Exercise directions
Reproduce the listing below character for character; drop every image.

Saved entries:
· · · ·

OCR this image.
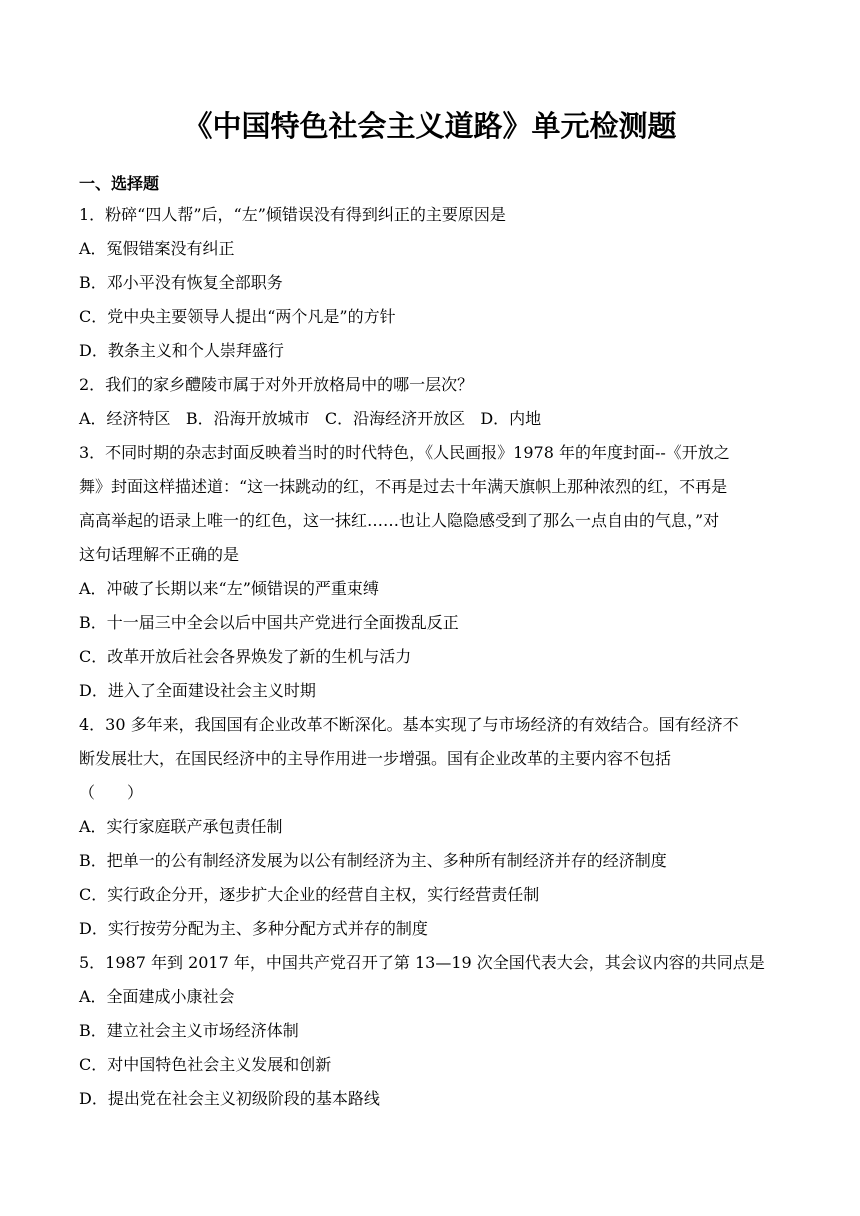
《中国特色社会主义道路》单元检测题
一、选择题
1．粉碎“四人帮”后，“左”倾错误没有得到纠正的主要原因是
A．冤假错案没有纠正
B．邓小平没有恢复全部职务
C．党中央主要领导人提出“两个凡是”的方针
D．教条主义和个人崇拜盛行
2．我们的家乡醴陵市属于对外开放格局中的哪一层次？
A．经济特区   B．沿海开放城市   C．沿海经济开放区   D．内地
3．不同时期的杂志封面反映着当时的时代特色，《人民画报》1978 年的年度封面--《开放之
舞》封面这样描述道：“这一抹跳动的红，不再是过去十年满天旗帜上那种浓烈的红，不再是
高高举起的语录上唯一的红色，这一抹红……也让人隐隐感受到了那么一点自由的气息，”对
这句话理解不正确的是
A．冲破了长期以来“左”倾错误的严重束缚
B．十一届三中全会以后中国共产党进行全面拨乱反正
C．改革开放后社会各界焕发了新的生机与活力
D．进入了全面建设社会主义时期
4．30 多年来，我国国有企业改革不断深化。基本实现了与市场经济的有效结合。国有经济不
断发展壮大，在国民经济中的主导作用进一步增强。国有企业改革的主要内容不包括
（　　）
A．实行家庭联产承包责任制
B．把单一的公有制经济发展为以公有制经济为主、多种所有制经济并存的经济制度
C．实行政企分开，逐步扩大企业的经营自主权，实行经营责任制
D．实行按劳分配为主、多种分配方式并存的制度
5．1987 年到 2017 年，中国共产党召开了第 13—19 次全国代表大会，其会议内容的共同点是
A．全面建成小康社会
B．建立社会主义市场经济体制
C．对中国特色社会主义发展和创新
D．提出党在社会主义初级阶段的基本路线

· · · ·

Result of this task
OCR this image.
《中国特色社会主义道路》单元检测题
一、选择题
1．粉碎“四人帮”后，“左”倾错误没有得到纠正的主要原因是
A．冤假错案没有纠正
B．邓小平没有恢复全部职务
C．党中央主要领导人提出“两个凡是”的方针
D．教条主义和个人崇拜盛行
2．我们的家乡醴陵市属于对外开放格局中的哪一层次？
A．经济特区   B．沿海开放城市   C．沿海经济开放区   D．内地
3．不同时期的杂志封面反映着当时的时代特色，《人民画报》1978 年的年度封面--《开放之
舞》封面这样描述道：“这一抹跳动的红，不再是过去十年满天旗帜上那种浓烈的红，不再是
高高举起的语录上唯一的红色，这一抹红……也让人隐隐感受到了那么一点自由的气息，”对
这句话理解不正确的是
A．冲破了长期以来“左”倾错误的严重束缚
B．十一届三中全会以后中国共产党进行全面拨乱反正
C．改革开放后社会各界焕发了新的生机与活力
D．进入了全面建设社会主义时期
4．30 多年来，我国国有企业改革不断深化。基本实现了与市场经济的有效结合。国有经济不
断发展壮大，在国民经济中的主导作用进一步增强。国有企业改革的主要内容不包括
（　　）
A．实行家庭联产承包责任制
B．把单一的公有制经济发展为以公有制经济为主、多种所有制经济并存的经济制度
C．实行政企分开，逐步扩大企业的经营自主权，实行经营责任制
D．实行按劳分配为主、多种分配方式并存的制度
5．1987 年到 2017 年，中国共产党召开了第 13—19 次全国代表大会，其会议内容的共同点是
A．全面建成小康社会
B．建立社会主义市场经济体制
C．对中国特色社会主义发展和创新
D．提出党在社会主义初级阶段的基本路线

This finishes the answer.